* What is expected
Give only the number of lines where "Water" occurs.
* BEGIN Material for this exercise *
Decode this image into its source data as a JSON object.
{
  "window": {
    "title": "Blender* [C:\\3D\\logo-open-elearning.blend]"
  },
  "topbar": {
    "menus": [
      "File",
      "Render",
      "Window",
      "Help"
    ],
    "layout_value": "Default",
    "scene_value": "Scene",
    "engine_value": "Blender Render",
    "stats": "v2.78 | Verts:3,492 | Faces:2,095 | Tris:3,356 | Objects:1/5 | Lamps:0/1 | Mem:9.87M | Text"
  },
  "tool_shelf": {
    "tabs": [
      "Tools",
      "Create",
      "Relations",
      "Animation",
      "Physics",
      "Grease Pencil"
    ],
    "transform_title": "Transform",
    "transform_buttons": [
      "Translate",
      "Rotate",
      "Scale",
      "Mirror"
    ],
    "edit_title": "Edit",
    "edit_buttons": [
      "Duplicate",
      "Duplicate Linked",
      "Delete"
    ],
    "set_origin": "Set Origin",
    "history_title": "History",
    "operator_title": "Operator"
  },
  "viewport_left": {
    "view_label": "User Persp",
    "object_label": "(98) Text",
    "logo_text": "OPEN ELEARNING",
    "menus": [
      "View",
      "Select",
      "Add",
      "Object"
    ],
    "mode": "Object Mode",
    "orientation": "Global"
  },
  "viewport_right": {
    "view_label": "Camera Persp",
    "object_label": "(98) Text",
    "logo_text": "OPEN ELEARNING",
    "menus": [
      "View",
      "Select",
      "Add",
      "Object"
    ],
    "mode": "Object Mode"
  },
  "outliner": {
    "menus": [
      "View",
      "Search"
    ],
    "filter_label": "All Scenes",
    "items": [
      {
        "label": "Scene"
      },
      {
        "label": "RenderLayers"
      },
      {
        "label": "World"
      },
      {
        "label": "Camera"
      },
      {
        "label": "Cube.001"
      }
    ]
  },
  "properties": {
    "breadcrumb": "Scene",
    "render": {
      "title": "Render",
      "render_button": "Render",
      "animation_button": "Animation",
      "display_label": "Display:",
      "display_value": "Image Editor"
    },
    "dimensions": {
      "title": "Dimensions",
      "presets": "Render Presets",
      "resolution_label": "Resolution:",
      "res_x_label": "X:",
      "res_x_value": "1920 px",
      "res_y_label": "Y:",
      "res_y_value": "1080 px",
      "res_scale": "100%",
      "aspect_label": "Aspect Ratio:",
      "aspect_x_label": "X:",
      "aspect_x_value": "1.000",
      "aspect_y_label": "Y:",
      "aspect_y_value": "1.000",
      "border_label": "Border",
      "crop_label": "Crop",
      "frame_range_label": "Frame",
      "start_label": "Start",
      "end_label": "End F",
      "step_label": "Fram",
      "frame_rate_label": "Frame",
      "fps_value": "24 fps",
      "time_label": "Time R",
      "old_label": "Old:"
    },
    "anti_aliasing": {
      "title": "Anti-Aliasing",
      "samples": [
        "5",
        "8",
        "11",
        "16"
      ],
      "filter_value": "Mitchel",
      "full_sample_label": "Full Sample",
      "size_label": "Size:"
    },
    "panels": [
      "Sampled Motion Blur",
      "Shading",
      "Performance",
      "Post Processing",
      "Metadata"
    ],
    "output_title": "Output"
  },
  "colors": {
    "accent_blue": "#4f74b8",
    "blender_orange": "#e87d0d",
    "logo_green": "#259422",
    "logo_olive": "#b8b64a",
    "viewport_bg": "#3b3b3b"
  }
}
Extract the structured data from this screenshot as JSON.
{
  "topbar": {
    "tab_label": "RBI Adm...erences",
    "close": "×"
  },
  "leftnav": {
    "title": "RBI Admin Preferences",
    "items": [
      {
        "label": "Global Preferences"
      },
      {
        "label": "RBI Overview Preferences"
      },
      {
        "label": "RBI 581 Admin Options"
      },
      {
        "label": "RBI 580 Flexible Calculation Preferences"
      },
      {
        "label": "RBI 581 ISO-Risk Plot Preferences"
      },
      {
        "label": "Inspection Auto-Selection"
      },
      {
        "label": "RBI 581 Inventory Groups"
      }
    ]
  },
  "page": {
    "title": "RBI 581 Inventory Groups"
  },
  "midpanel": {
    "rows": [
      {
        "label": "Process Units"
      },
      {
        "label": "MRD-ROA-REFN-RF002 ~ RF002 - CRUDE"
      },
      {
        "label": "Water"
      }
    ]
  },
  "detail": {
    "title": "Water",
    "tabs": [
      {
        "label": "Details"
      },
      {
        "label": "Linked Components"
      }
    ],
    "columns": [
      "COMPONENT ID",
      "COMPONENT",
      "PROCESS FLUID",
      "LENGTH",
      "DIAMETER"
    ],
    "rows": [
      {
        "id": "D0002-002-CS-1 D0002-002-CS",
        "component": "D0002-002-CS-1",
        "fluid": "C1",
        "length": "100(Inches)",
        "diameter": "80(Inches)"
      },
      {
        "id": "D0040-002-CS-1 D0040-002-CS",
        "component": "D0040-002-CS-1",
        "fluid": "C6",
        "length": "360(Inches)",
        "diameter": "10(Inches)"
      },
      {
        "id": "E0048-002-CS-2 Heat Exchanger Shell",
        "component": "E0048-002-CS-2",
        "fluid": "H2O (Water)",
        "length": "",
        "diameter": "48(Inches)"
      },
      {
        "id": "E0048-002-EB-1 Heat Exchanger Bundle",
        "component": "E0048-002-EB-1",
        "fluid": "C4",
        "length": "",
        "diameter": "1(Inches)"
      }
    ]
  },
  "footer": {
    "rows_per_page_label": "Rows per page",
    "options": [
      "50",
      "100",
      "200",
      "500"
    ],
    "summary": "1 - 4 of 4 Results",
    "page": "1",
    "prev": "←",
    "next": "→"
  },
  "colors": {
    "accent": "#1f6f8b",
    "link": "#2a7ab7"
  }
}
* END Material for this exercise *
* Result of this exercise
3